Stored items
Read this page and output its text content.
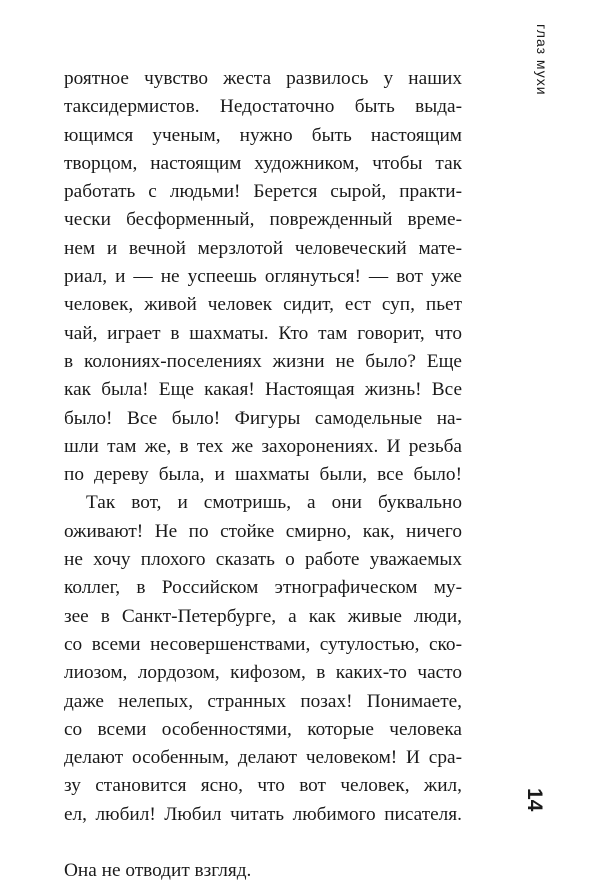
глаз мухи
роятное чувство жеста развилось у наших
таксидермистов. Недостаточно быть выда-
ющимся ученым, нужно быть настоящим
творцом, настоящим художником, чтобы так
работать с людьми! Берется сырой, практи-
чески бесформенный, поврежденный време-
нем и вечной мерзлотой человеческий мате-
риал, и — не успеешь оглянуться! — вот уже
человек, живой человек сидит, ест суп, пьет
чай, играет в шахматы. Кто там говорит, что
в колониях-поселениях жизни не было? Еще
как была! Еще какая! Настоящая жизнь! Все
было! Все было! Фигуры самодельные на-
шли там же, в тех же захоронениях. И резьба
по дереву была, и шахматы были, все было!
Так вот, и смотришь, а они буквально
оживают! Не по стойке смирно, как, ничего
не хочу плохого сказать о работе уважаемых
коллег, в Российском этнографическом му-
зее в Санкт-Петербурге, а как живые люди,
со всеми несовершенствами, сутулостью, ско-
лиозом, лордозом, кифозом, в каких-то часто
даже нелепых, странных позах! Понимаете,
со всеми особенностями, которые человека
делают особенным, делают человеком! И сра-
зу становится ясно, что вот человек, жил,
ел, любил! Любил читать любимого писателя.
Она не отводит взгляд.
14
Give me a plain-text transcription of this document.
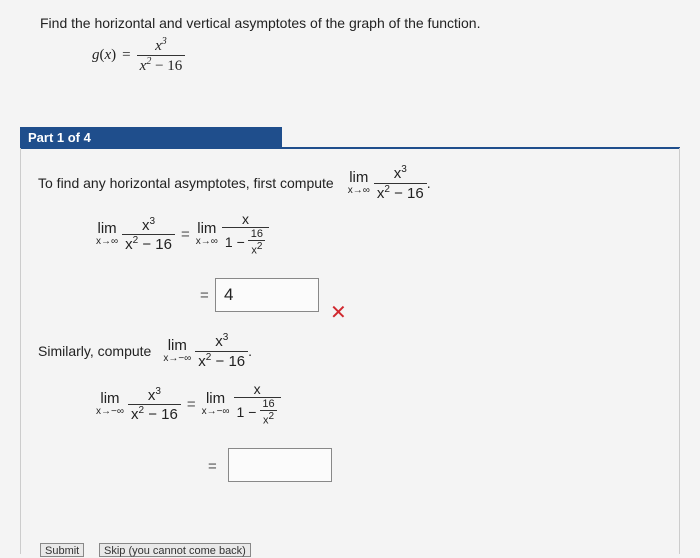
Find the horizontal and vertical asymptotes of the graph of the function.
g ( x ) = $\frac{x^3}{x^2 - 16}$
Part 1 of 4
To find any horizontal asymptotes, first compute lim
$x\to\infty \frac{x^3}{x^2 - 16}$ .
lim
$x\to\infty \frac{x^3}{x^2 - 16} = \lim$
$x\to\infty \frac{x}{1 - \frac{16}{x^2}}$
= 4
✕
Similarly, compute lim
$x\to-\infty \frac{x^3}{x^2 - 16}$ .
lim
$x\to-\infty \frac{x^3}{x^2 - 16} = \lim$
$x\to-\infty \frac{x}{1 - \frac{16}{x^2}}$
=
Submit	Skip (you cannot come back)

**GOAL**
Take the listing above and restate it word for word, without its pictures.

**RESULT**
Read this page and output its text content.
глаз мухи
роятное чувство жеста развилось у наших
таксидермистов. Недостаточно быть выда-
ющимся ученым, нужно быть настоящим
творцом, настоящим художником, чтобы так
работать с людьми! Берется сырой, практи-
чески бесформенный, поврежденный време-
нем и вечной мерзлотой человеческий мате-
риал, и — не успеешь оглянуться! — вот уже
человек, живой человек сидит, ест суп, пьет
чай, играет в шахматы. Кто там говорит, что
в колониях-поселениях жизни не было? Еще
как была! Еще какая! Настоящая жизнь! Все
было! Все было! Фигуры самодельные на-
шли там же, в тех же захоронениях. И резьба
по дереву была, и шахматы были, все было!
Так вот, и смотришь, а они буквально
оживают! Не по стойке смирно, как, ничего
не хочу плохого сказать о работе уважаемых
коллег, в Российском этнографическом му-
зее в Санкт-Петербурге, а как живые люди,
со всеми несовершенствами, сутулостью, ско-
лиозом, лордозом, кифозом, в каких-то часто
даже нелепых, странных позах! Понимаете,
со всеми особенностями, которые человека
делают особенным, делают человеком! И сра-
зу становится ясно, что вот человек, жил,
ел, любил! Любил читать любимого писателя.
Она не отводит взгляд.
14
Give me a plain-text transcription of this document.
Find the horizontal and vertical asymptotes of the graph of the function.
g ( x ) = $\frac{x^3}{x^2 - 16}$
Part 1 of 4
To find any horizontal asymptotes, first compute lim
$x\to\infty \frac{x^3}{x^2 - 16}$ .
lim
$x\to\infty \frac{x^3}{x^2 - 16} = \lim$
$x\to\infty \frac{x}{1 - \frac{16}{x^2}}$
= 4
✕
Similarly, compute lim
$x\to-\infty \frac{x^3}{x^2 - 16}$ .
lim
$x\to-\infty \frac{x^3}{x^2 - 16} = \lim$
$x\to-\infty \frac{x}{1 - \frac{16}{x^2}}$
=
Submit	Skip (you cannot come back)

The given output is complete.